PROMPT —
Below are some records. Pull every line that contains the word "friendly".

[Records that describe figures]
━━━

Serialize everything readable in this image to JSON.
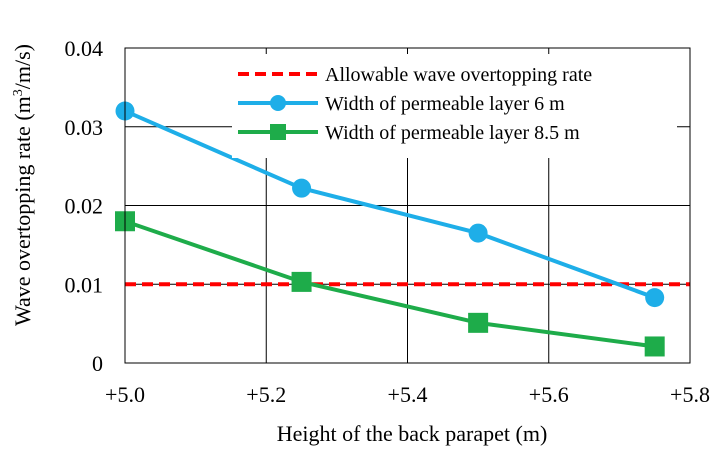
{
  "chart_data": {
    "type": "line",
    "title": "",
    "xlabel": "Height of the back parapet (m)",
    "ylabel_main": "Wave overtopping rate (m",
    "ylabel_sup": "3",
    "ylabel_tail": "/m/s)",
    "xlim": [
      5.0,
      5.8
    ],
    "ylim": [
      0,
      0.04
    ],
    "x_ticks": [
      {
        "value": 5.0,
        "label": "+5.0"
      },
      {
        "value": 5.2,
        "label": "+5.2"
      },
      {
        "value": 5.4,
        "label": "+5.4"
      },
      {
        "value": 5.6,
        "label": "+5.6"
      },
      {
        "value": 5.8,
        "label": "+5.8"
      }
    ],
    "y_ticks": [
      {
        "value": 0,
        "label": "0"
      },
      {
        "value": 0.01,
        "label": "0.01"
      },
      {
        "value": 0.02,
        "label": "0.02"
      },
      {
        "value": 0.03,
        "label": "0.03"
      },
      {
        "value": 0.04,
        "label": "0.04"
      }
    ],
    "grid": true,
    "legend_position": "top-right",
    "series": [
      {
        "name": "Allowable wave overtopping rate",
        "style": "dashed",
        "color": "#ff0000",
        "marker": "none",
        "x": [
          5.0,
          5.8
        ],
        "y": [
          0.01,
          0.01
        ]
      },
      {
        "name": "Width of permeable layer 6 m",
        "style": "solid",
        "color": "#1eaee8",
        "marker": "circle",
        "x": [
          5.0,
          5.25,
          5.5,
          5.75
        ],
        "y": [
          0.032,
          0.0222,
          0.0165,
          0.0083
        ]
      },
      {
        "name": "Width of permeable layer 8.5 m",
        "style": "solid",
        "color": "#1eac4a",
        "marker": "square",
        "x": [
          5.0,
          5.25,
          5.5,
          5.75
        ],
        "y": [
          0.018,
          0.0103,
          0.0051,
          0.0021
        ]
      }
    ]
  }
}
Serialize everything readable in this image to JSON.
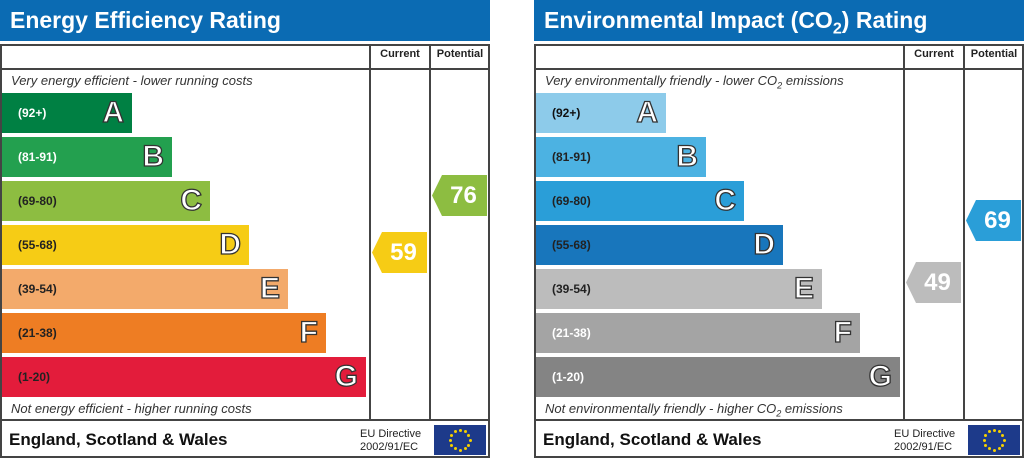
{
  "column_current": "Current",
  "column_potential": "Potential",
  "footer_region": "England, Scotland & Wales",
  "eu_line1": "EU Directive",
  "eu_line2": "2002/91/EC",
  "chart_data": [
    {
      "type": "bar",
      "title": "Energy Efficiency Rating",
      "top_note": "Very energy efficient - lower running costs",
      "bottom_note": "Not energy efficient - higher running costs",
      "bands": [
        {
          "letter": "A",
          "range": "(92+)",
          "color": "#008043",
          "text": "#fff"
        },
        {
          "letter": "B",
          "range": "(81-91)",
          "color": "#23a04f",
          "text": "#fff"
        },
        {
          "letter": "C",
          "range": "(69-80)",
          "color": "#8dbd41",
          "text": "#222"
        },
        {
          "letter": "D",
          "range": "(55-68)",
          "color": "#f6cc15",
          "text": "#222"
        },
        {
          "letter": "E",
          "range": "(39-54)",
          "color": "#f3aa6b",
          "text": "#222"
        },
        {
          "letter": "F",
          "range": "(21-38)",
          "color": "#ee7d23",
          "text": "#222"
        },
        {
          "letter": "G",
          "range": "(1-20)",
          "color": "#e31c3b",
          "text": "#222"
        }
      ],
      "current": {
        "value": 59,
        "band": "D",
        "color": "#f6cc15"
      },
      "potential": {
        "value": 76,
        "band": "C",
        "color": "#8dbd41"
      }
    },
    {
      "type": "bar",
      "title": "Environmental Impact (CO2) Rating",
      "top_note": "Very environmentally friendly - lower CO2 emissions",
      "bottom_note": "Not environmentally friendly - higher CO2 emissions",
      "bands": [
        {
          "letter": "A",
          "range": "(92+)",
          "color": "#8dcbea",
          "text": "#111"
        },
        {
          "letter": "B",
          "range": "(81-91)",
          "color": "#4cb2e2",
          "text": "#222"
        },
        {
          "letter": "C",
          "range": "(69-80)",
          "color": "#2a9ed8",
          "text": "#222"
        },
        {
          "letter": "D",
          "range": "(55-68)",
          "color": "#1876bc",
          "text": "#222"
        },
        {
          "letter": "E",
          "range": "(39-54)",
          "color": "#bcbcbc",
          "text": "#222"
        },
        {
          "letter": "F",
          "range": "(21-38)",
          "color": "#a4a4a4",
          "text": "#fff"
        },
        {
          "letter": "G",
          "range": "(1-20)",
          "color": "#848484",
          "text": "#fff"
        }
      ],
      "current": {
        "value": 49,
        "band": "E",
        "color": "#bcbcbc"
      },
      "potential": {
        "value": 69,
        "band": "C",
        "color": "#2a9ed8"
      }
    }
  ]
}
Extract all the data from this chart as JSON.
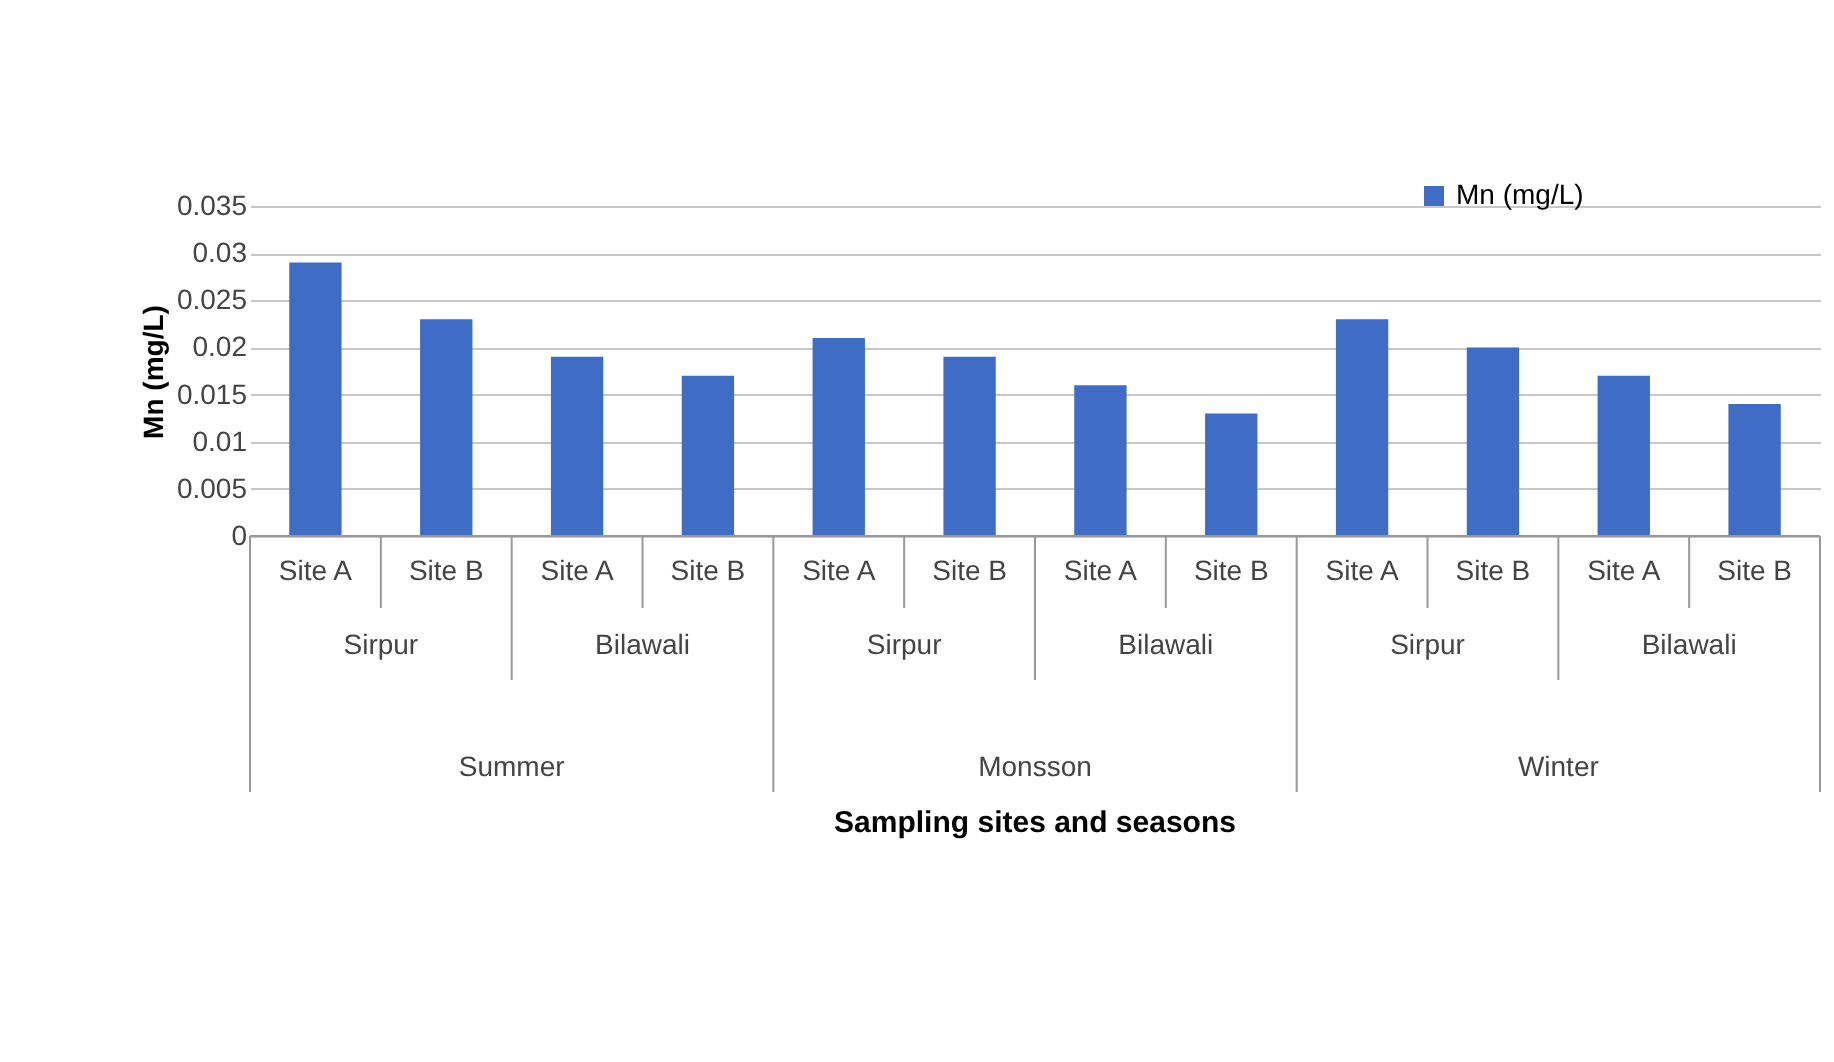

━━━

WRITTEN SOLUTION —
      "top_note": "Very environmentally friendly - lower CO2 emissions",
      "bottom_note": "Not environmentally friendly - higher CO2 emissions",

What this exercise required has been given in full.